EXERCISE GOAL
Only a number is wanted: how many lines in these records contain the word "name"?

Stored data
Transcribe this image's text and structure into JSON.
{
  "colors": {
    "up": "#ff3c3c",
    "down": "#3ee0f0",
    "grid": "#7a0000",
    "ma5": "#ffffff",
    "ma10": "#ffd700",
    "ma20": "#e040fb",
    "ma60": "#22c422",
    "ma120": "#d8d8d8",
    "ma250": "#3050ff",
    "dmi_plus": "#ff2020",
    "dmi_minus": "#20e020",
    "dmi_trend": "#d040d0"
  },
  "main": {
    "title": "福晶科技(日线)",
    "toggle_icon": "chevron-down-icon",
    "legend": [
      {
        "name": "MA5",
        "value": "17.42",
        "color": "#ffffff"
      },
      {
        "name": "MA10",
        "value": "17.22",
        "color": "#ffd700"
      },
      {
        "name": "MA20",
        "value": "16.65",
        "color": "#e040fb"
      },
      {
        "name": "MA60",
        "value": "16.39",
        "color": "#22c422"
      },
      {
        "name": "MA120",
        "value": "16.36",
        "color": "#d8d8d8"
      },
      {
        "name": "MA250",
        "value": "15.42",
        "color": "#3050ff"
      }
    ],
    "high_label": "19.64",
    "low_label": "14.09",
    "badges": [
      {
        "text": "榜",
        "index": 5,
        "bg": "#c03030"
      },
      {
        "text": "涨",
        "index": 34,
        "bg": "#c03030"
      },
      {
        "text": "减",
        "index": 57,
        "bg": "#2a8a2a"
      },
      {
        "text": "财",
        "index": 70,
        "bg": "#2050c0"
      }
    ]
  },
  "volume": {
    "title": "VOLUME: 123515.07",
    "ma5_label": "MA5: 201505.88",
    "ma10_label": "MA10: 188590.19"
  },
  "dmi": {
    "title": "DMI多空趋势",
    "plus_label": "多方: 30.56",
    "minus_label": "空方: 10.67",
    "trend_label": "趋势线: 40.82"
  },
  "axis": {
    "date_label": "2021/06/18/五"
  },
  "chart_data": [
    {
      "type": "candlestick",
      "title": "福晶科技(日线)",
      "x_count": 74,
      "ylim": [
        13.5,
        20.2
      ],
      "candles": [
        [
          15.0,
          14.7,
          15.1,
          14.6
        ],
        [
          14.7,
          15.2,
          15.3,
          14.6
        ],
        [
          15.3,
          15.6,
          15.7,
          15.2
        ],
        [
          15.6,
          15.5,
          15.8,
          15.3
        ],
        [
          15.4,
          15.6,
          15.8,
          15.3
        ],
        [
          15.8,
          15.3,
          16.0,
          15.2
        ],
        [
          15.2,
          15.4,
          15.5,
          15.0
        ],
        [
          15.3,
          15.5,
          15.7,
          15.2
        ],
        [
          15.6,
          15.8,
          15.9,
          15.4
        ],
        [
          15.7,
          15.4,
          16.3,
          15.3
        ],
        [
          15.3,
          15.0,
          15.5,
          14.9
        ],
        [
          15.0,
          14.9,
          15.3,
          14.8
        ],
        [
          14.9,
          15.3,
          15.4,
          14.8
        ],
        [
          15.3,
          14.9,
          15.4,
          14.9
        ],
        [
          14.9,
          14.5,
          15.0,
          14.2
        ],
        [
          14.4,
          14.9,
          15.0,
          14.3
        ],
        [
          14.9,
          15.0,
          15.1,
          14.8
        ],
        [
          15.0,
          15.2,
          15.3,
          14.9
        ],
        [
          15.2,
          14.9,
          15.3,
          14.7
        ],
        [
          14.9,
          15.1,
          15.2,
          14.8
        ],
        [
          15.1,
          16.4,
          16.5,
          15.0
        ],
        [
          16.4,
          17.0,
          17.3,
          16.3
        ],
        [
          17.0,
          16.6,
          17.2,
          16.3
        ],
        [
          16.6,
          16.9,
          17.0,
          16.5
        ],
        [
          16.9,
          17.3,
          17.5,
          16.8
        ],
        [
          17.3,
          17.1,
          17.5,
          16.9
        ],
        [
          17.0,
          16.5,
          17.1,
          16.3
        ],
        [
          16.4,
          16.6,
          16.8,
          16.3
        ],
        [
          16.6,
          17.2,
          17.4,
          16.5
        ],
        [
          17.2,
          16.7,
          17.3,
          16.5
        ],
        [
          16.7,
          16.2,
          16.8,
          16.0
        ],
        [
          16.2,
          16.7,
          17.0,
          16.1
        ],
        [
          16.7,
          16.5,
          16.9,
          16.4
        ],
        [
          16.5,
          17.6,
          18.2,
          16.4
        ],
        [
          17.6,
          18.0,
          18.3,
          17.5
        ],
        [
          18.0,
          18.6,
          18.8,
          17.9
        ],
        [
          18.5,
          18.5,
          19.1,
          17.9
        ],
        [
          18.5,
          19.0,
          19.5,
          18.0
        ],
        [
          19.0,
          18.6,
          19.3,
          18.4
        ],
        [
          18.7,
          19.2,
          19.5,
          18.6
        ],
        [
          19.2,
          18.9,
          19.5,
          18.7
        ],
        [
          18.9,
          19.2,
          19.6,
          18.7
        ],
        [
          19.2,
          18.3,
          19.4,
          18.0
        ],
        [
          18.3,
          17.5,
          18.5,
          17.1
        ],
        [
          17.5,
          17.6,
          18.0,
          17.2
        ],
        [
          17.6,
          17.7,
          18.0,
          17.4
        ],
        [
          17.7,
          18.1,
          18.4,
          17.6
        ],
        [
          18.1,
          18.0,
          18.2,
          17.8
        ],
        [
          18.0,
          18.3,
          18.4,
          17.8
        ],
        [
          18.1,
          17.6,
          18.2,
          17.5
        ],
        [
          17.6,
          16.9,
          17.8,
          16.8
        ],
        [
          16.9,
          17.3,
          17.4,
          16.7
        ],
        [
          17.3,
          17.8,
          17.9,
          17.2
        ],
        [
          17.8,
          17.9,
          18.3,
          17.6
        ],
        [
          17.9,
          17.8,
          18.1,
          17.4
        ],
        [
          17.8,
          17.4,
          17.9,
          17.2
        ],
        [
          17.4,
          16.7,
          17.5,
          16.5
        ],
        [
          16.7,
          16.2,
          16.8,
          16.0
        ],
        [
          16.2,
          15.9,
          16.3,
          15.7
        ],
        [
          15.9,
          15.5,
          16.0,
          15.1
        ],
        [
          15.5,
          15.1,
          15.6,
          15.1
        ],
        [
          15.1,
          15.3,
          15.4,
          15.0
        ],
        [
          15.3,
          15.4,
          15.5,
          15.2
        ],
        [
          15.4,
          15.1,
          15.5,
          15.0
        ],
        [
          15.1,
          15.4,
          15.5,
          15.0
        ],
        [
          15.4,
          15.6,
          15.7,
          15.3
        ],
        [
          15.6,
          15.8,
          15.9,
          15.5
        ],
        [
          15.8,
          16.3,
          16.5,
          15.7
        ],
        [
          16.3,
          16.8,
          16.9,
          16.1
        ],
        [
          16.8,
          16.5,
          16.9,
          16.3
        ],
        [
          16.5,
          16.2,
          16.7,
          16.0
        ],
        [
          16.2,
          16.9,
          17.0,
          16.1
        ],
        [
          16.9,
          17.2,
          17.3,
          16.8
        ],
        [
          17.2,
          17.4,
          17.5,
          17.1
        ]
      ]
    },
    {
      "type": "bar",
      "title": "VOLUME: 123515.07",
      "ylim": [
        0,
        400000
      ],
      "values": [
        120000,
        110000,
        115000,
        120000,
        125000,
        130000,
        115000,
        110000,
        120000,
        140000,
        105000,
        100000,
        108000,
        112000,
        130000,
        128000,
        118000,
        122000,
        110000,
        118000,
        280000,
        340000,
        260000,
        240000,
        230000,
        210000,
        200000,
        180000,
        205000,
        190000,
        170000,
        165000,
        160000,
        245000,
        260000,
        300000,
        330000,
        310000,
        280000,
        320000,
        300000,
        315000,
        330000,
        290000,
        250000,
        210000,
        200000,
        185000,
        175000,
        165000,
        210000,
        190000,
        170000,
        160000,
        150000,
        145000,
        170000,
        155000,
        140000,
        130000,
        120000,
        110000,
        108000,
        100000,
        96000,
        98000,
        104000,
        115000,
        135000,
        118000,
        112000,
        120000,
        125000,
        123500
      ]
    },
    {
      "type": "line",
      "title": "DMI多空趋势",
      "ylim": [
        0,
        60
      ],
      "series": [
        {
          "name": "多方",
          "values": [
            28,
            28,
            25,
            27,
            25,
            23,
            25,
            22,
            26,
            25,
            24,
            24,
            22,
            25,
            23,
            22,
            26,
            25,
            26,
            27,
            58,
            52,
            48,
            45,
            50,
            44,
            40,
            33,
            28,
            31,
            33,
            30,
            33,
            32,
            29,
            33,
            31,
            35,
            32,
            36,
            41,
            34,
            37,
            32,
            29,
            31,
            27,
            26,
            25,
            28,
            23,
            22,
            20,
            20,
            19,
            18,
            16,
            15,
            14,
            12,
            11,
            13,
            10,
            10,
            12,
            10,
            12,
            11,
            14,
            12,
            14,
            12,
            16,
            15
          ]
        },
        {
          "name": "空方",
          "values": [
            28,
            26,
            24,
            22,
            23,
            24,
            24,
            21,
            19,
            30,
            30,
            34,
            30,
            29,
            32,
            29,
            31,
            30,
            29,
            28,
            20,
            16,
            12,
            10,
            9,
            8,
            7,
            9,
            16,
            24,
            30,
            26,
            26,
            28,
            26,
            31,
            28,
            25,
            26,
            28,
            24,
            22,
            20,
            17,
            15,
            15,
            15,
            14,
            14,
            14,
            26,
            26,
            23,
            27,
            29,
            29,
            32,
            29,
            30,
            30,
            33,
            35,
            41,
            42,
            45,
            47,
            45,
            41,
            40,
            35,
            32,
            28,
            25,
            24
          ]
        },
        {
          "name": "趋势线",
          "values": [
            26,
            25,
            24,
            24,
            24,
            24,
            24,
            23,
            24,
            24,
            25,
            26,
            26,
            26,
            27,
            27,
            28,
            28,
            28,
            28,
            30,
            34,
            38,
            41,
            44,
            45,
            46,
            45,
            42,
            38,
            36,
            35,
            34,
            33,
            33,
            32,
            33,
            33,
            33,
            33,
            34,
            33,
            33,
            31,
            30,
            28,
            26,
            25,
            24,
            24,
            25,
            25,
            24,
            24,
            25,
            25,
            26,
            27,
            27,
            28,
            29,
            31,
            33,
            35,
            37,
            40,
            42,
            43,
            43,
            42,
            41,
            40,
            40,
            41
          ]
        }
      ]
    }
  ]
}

PROBLEM SOLUTION
9